### PROMPT
Answer with one number: the count of lines in this material that hold the word "etter".

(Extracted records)
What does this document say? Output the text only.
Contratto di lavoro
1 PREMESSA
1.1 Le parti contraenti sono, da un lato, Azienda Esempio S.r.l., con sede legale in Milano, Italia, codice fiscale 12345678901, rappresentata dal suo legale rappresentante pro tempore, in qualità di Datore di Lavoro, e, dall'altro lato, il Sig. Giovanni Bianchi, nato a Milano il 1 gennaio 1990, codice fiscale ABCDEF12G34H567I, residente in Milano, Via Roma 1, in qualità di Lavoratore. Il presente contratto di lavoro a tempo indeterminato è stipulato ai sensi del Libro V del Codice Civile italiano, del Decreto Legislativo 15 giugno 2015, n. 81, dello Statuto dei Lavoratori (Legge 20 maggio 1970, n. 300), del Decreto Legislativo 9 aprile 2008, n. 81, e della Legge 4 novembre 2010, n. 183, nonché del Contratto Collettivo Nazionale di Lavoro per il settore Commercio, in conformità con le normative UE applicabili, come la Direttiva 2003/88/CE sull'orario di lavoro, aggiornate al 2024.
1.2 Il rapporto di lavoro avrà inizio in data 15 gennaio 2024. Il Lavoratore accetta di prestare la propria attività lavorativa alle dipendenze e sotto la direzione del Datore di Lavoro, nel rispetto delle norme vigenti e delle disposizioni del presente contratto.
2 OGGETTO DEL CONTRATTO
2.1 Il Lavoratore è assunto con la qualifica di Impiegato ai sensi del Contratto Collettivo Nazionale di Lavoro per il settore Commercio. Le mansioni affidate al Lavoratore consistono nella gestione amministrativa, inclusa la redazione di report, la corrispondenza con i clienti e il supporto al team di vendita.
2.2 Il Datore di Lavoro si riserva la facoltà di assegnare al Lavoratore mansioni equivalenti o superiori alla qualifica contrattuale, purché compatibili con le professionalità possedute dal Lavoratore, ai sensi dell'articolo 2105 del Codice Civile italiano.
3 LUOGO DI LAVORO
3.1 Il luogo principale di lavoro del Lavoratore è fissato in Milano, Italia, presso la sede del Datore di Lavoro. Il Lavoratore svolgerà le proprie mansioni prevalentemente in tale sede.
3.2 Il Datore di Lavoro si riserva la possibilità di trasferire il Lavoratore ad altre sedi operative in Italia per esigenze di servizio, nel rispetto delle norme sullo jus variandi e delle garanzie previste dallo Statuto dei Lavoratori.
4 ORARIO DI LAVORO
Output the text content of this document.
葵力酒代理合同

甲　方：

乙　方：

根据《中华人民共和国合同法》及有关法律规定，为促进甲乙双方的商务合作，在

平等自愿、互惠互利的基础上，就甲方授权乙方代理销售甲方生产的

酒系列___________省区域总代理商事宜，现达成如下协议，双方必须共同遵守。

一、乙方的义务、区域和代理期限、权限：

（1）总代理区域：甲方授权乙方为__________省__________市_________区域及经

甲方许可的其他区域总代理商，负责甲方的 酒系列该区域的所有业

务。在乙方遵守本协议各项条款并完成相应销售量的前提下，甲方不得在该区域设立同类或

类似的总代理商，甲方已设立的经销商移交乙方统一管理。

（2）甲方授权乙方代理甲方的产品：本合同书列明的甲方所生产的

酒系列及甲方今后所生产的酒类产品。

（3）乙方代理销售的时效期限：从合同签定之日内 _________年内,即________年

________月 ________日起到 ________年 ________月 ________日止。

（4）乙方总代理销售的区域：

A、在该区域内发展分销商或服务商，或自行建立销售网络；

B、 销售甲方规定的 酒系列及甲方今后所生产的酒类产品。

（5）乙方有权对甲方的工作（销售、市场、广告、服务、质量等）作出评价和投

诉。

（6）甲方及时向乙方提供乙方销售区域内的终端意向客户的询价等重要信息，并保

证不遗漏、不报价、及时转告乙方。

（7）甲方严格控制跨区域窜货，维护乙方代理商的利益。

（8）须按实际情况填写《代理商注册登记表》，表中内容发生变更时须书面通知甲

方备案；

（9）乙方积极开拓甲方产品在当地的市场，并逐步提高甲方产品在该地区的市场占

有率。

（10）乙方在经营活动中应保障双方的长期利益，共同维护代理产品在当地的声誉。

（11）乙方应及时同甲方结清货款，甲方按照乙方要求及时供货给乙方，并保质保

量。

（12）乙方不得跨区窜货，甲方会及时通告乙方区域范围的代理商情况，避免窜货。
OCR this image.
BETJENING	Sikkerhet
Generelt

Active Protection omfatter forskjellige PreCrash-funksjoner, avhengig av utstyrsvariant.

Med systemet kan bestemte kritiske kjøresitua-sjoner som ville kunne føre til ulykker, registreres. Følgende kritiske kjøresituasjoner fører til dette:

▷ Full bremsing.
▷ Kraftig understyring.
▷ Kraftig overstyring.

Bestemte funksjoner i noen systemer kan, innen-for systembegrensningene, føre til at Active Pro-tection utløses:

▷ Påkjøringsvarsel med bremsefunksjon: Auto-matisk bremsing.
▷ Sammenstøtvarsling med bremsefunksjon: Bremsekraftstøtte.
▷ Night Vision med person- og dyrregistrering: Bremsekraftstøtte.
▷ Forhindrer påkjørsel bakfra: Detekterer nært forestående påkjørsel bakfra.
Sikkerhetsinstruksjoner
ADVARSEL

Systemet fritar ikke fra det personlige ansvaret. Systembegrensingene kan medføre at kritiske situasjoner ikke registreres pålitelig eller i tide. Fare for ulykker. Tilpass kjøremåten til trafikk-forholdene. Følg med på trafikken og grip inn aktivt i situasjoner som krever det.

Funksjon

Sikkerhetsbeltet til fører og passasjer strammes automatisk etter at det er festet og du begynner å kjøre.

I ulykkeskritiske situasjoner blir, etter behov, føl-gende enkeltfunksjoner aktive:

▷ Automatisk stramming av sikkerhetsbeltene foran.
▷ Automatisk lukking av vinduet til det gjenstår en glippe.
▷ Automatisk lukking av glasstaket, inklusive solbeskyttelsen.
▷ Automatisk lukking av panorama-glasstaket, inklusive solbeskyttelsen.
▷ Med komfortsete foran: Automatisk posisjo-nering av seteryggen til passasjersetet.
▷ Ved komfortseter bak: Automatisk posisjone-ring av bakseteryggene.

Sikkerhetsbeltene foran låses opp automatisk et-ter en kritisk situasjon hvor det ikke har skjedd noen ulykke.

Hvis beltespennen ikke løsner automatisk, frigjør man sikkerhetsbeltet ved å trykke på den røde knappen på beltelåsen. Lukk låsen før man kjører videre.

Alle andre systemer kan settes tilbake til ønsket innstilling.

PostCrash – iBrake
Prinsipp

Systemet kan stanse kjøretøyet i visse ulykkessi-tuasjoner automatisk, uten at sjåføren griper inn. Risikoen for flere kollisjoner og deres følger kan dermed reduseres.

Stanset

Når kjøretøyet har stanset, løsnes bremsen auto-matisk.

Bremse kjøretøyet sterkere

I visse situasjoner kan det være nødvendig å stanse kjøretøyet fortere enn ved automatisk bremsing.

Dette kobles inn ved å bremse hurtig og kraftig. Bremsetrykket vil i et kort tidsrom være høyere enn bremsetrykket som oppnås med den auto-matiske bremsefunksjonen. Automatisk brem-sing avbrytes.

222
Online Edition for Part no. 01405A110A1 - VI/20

### OUTPUT OF THE TASK
2